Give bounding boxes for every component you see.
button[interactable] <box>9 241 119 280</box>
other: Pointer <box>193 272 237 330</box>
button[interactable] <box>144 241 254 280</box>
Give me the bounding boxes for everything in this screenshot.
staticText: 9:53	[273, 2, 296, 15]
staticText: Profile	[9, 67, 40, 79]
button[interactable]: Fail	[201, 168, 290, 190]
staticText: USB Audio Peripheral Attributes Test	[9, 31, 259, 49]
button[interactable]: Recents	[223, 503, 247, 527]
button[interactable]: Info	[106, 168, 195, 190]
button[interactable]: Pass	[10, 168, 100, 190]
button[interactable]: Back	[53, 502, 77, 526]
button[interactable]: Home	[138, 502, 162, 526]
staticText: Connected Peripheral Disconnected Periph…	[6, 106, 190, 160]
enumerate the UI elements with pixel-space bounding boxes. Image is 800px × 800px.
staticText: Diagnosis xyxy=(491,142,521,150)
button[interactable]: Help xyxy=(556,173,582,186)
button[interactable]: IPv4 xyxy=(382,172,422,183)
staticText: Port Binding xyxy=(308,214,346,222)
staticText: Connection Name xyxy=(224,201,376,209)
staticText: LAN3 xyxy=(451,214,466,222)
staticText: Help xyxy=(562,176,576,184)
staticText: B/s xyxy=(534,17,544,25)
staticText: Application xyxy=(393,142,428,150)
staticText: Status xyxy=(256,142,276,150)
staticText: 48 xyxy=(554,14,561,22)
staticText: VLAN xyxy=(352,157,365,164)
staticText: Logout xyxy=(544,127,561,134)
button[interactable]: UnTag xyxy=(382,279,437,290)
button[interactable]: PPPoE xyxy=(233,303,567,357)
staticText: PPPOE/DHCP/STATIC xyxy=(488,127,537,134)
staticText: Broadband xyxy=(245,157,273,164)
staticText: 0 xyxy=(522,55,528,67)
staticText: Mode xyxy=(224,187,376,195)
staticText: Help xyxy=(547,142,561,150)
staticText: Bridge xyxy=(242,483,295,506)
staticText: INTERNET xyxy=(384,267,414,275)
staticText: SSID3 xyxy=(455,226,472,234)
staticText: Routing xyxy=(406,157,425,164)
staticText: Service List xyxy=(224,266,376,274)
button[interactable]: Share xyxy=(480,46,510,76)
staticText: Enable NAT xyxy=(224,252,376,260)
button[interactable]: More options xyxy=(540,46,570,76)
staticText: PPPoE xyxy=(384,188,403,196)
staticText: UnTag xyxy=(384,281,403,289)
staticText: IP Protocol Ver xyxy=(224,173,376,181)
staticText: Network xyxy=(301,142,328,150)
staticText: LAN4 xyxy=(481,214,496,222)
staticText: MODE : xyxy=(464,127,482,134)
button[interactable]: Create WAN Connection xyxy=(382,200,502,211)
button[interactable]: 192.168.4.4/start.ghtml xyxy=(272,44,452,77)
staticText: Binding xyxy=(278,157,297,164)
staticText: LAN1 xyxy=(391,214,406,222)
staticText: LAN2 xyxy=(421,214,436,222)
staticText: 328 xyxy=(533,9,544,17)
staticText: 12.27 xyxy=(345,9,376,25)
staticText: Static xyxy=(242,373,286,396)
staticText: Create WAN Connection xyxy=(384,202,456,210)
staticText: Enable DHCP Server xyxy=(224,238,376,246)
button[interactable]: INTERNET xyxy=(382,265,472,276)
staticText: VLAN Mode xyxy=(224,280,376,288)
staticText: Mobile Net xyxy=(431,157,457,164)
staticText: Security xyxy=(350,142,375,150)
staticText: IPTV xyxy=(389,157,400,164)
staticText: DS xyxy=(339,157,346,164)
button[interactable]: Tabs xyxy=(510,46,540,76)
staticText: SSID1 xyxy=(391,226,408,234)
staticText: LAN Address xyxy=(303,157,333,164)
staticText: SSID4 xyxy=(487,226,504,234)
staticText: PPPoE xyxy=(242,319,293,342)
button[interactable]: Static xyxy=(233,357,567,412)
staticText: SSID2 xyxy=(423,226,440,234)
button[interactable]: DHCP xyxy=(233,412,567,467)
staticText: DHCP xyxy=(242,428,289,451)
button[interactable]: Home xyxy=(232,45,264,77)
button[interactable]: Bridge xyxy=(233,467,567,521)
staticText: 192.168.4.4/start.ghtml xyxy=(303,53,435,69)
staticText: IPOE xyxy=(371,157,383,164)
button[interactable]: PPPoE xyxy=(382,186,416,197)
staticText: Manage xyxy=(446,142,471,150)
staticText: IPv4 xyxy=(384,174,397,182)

········

EXERCISE AIM: Rewrite the records above with "Logout" renamed to "Sign Out", leaving every other line and character unchanged.

RESPONSE:
Give bounding boxes for every component you see.
button[interactable] <box>9 241 119 280</box>
other: Pointer <box>193 272 237 330</box>
button[interactable] <box>144 241 254 280</box>
Give me the bounding boxes for everything in this screenshot.
staticText: 9:53	[273, 2, 296, 15]
staticText: Profile	[9, 67, 40, 79]
button[interactable]: Fail	[201, 168, 290, 190]
staticText: USB Audio Peripheral Attributes Test	[9, 31, 259, 49]
button[interactable]: Recents	[223, 503, 247, 527]
button[interactable]: Info	[106, 168, 195, 190]
button[interactable]: Pass	[10, 168, 100, 190]
button[interactable]: Back	[53, 502, 77, 526]
button[interactable]: Home	[138, 502, 162, 526]
staticText: Connected Peripheral Disconnected Periph…	[6, 106, 190, 160]
enumerate the UI elements with pixel-space bounding boxes. Image is 800px × 800px.
staticText: Diagnosis xyxy=(491,142,521,150)
button[interactable]: Help xyxy=(556,173,582,186)
button[interactable]: IPv4 xyxy=(382,172,422,183)
staticText: Port Binding xyxy=(308,214,346,222)
staticText: Connection Name xyxy=(224,201,376,209)
staticText: LAN3 xyxy=(451,214,466,222)
staticText: Help xyxy=(562,176,576,184)
staticText: B/s xyxy=(534,17,544,25)
staticText: Application xyxy=(393,142,428,150)
staticText: Status xyxy=(256,142,276,150)
staticText: 48 xyxy=(554,14,561,22)
staticText: VLAN xyxy=(352,157,365,164)
staticText: Sign Out xyxy=(544,127,561,134)
button[interactable]: UnTag xyxy=(382,279,437,290)
button[interactable]: PPPoE xyxy=(233,303,567,357)
staticText: PPPOE/DHCP/STATIC xyxy=(488,127,537,134)
staticText: Broadband xyxy=(245,157,273,164)
staticText: 0 xyxy=(522,55,528,67)
staticText: Mode xyxy=(224,187,376,195)
staticText: Help xyxy=(547,142,561,150)
staticText: Bridge xyxy=(242,483,295,506)
staticText: INTERNET xyxy=(384,267,414,275)
staticText: SSID3 xyxy=(455,226,472,234)
staticText: Routing xyxy=(406,157,425,164)
staticText: Service List xyxy=(224,266,376,274)
button[interactable]: Share xyxy=(480,46,510,76)
staticText: Enable NAT xyxy=(224,252,376,260)
button[interactable]: More options xyxy=(540,46,570,76)
staticText: PPPoE xyxy=(384,188,403,196)
staticText: UnTag xyxy=(384,281,403,289)
staticText: IP Protocol Ver xyxy=(224,173,376,181)
staticText: Network xyxy=(301,142,328,150)
staticText: LAN4 xyxy=(481,214,496,222)
staticText: MODE : xyxy=(464,127,482,134)
button[interactable]: Create WAN Connection xyxy=(382,200,502,211)
button[interactable]: 192.168.4.4/start.ghtml xyxy=(272,44,452,77)
staticText: Binding xyxy=(278,157,297,164)
staticText: LAN1 xyxy=(391,214,406,222)
staticText: LAN2 xyxy=(421,214,436,222)
staticText: 328 xyxy=(533,9,544,17)
staticText: 12.27 xyxy=(345,9,376,25)
staticText: Static xyxy=(242,373,286,396)
staticText: Create WAN Connection xyxy=(384,202,456,210)
staticText: Enable DHCP Server xyxy=(224,238,376,246)
button[interactable]: INTERNET xyxy=(382,265,472,276)
staticText: VLAN Mode xyxy=(224,280,376,288)
staticText: Mobile Net xyxy=(431,157,457,164)
staticText: Security xyxy=(350,142,375,150)
staticText: IPTV xyxy=(389,157,400,164)
staticText: DS xyxy=(339,157,346,164)
button[interactable]: Tabs xyxy=(510,46,540,76)
staticText: SSID1 xyxy=(391,226,408,234)
staticText: LAN Address xyxy=(303,157,333,164)
staticText: SSID4 xyxy=(487,226,504,234)
staticText: PPPoE xyxy=(242,319,293,342)
button[interactable]: Static xyxy=(233,357,567,412)
staticText: SSID2 xyxy=(423,226,440,234)
button[interactable]: DHCP xyxy=(233,412,567,467)
staticText: DHCP xyxy=(242,428,289,451)
button[interactable]: Home xyxy=(232,45,264,77)
button[interactable]: Bridge xyxy=(233,467,567,521)
staticText: 192.168.4.4/start.ghtml xyxy=(303,53,435,69)
staticText: IPOE xyxy=(371,157,383,164)
button[interactable]: PPPoE xyxy=(382,186,416,197)
staticText: Manage xyxy=(446,142,471,150)
staticText: IPv4 xyxy=(384,174,397,182)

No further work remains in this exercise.